Repeat, exactly and completely, the entries shown underneath.
[start]
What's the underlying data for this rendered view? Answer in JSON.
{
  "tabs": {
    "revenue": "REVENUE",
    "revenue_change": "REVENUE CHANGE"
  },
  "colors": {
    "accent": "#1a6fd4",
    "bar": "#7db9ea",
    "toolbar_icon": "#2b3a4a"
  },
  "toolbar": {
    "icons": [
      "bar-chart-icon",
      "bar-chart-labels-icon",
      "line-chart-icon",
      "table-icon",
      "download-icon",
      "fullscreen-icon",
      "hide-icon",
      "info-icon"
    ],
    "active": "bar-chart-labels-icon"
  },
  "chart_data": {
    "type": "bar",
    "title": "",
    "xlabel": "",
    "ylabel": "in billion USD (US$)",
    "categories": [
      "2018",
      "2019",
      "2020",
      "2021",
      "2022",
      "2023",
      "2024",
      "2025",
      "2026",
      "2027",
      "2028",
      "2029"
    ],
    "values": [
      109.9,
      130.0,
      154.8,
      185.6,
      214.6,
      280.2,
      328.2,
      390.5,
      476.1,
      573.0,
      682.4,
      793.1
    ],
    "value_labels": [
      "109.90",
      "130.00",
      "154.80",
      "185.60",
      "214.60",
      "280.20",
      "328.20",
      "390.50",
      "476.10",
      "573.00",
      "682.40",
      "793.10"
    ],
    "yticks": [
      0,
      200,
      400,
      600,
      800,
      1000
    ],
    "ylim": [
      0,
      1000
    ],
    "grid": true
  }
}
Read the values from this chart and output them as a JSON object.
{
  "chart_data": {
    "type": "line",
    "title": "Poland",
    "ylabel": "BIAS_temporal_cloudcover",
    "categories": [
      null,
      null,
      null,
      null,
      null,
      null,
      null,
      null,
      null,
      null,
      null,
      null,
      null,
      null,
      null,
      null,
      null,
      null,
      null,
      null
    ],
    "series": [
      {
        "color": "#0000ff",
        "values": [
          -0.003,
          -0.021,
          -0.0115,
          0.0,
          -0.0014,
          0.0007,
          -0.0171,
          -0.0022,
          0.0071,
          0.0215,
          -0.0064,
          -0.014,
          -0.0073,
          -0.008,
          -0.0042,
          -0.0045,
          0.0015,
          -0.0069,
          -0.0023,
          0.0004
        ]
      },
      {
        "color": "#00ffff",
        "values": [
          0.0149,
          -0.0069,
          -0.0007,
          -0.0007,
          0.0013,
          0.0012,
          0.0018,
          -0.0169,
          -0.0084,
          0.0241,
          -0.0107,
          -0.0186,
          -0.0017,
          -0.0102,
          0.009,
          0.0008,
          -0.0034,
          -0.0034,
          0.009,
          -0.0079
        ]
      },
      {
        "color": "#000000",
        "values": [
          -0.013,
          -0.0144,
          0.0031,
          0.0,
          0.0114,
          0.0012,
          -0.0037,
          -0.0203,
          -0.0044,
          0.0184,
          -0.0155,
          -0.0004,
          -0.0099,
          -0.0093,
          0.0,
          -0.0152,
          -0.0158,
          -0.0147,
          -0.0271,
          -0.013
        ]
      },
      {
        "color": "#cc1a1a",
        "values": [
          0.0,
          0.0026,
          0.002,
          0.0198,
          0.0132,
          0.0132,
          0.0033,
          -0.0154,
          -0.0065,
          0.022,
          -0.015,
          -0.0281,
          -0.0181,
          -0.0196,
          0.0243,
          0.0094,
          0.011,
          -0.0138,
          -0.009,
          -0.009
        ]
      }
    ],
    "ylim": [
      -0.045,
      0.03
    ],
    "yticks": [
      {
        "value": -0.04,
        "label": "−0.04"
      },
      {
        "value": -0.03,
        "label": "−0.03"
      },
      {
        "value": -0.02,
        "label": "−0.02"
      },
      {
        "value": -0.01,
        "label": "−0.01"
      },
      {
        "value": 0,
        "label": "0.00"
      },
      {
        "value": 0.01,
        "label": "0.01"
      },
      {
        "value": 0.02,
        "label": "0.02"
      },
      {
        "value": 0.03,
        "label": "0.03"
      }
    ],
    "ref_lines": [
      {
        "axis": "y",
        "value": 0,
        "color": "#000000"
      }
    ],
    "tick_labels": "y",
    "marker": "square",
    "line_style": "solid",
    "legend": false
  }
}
[end]
FINISHED ANSWER:
What's the underlying data for this rendered view? Answer in JSON.
{
  "tabs": {
    "revenue": "REVENUE",
    "revenue_change": "REVENUE CHANGE"
  },
  "colors": {
    "accent": "#1a6fd4",
    "bar": "#7db9ea",
    "toolbar_icon": "#2b3a4a"
  },
  "toolbar": {
    "icons": [
      "bar-chart-icon",
      "bar-chart-labels-icon",
      "line-chart-icon",
      "table-icon",
      "download-icon",
      "fullscreen-icon",
      "hide-icon",
      "info-icon"
    ],
    "active": "bar-chart-labels-icon"
  },
  "chart_data": {
    "type": "bar",
    "title": "",
    "xlabel": "",
    "ylabel": "in billion USD (US$)",
    "categories": [
      "2018",
      "2019",
      "2020",
      "2021",
      "2022",
      "2023",
      "2024",
      "2025",
      "2026",
      "2027",
      "2028",
      "2029"
    ],
    "values": [
      109.9,
      130.0,
      154.8,
      185.6,
      214.6,
      280.2,
      328.2,
      390.5,
      476.1,
      573.0,
      682.4,
      793.1
    ],
    "value_labels": [
      "109.90",
      "130.00",
      "154.80",
      "185.60",
      "214.60",
      "280.20",
      "328.20",
      "390.50",
      "476.10",
      "573.00",
      "682.40",
      "793.10"
    ],
    "yticks": [
      0,
      200,
      400,
      600,
      800,
      1000
    ],
    "ylim": [
      0,
      1000
    ],
    "grid": true
  }
}
Read the values from this chart and output them as a JSON object.
{
  "chart_data": {
    "type": "line",
    "title": "Poland",
    "ylabel": "BIAS_temporal_cloudcover",
    "categories": [
      null,
      null,
      null,
      null,
      null,
      null,
      null,
      null,
      null,
      null,
      null,
      null,
      null,
      null,
      null,
      null,
      null,
      null,
      null,
      null
    ],
    "series": [
      {
        "color": "#0000ff",
        "values": [
          -0.003,
          -0.021,
          -0.0115,
          0.0,
          -0.0014,
          0.0007,
          -0.0171,
          -0.0022,
          0.0071,
          0.0215,
          -0.0064,
          -0.014,
          -0.0073,
          -0.008,
          -0.0042,
          -0.0045,
          0.0015,
          -0.0069,
          -0.0023,
          0.0004
        ]
      },
      {
        "color": "#00ffff",
        "values": [
          0.0149,
          -0.0069,
          -0.0007,
          -0.0007,
          0.0013,
          0.0012,
          0.0018,
          -0.0169,
          -0.0084,
          0.0241,
          -0.0107,
          -0.0186,
          -0.0017,
          -0.0102,
          0.009,
          0.0008,
          -0.0034,
          -0.0034,
          0.009,
          -0.0079
        ]
      },
      {
        "color": "#000000",
        "values": [
          -0.013,
          -0.0144,
          0.0031,
          0.0,
          0.0114,
          0.0012,
          -0.0037,
          -0.0203,
          -0.0044,
          0.0184,
          -0.0155,
          -0.0004,
          -0.0099,
          -0.0093,
          0.0,
          -0.0152,
          -0.0158,
          -0.0147,
          -0.0271,
          -0.013
        ]
      },
      {
        "color": "#cc1a1a",
        "values": [
          0.0,
          0.0026,
          0.002,
          0.0198,
          0.0132,
          0.0132,
          0.0033,
          -0.0154,
          -0.0065,
          0.022,
          -0.015,
          -0.0281,
          -0.0181,
          -0.0196,
          0.0243,
          0.0094,
          0.011,
          -0.0138,
          -0.009,
          -0.009
        ]
      }
    ],
    "ylim": [
      -0.045,
      0.03
    ],
    "yticks": [
      {
        "value": -0.04,
        "label": "−0.04"
      },
      {
        "value": -0.03,
        "label": "−0.03"
      },
      {
        "value": -0.02,
        "label": "−0.02"
      },
      {
        "value": -0.01,
        "label": "−0.01"
      },
      {
        "value": 0,
        "label": "0.00"
      },
      {
        "value": 0.01,
        "label": "0.01"
      },
      {
        "value": 0.02,
        "label": "0.02"
      },
      {
        "value": 0.03,
        "label": "0.03"
      }
    ],
    "ref_lines": [
      {
        "axis": "y",
        "value": 0,
        "color": "#000000"
      }
    ],
    "tick_labels": "y",
    "marker": "square",
    "line_style": "solid",
    "legend": false
  }
}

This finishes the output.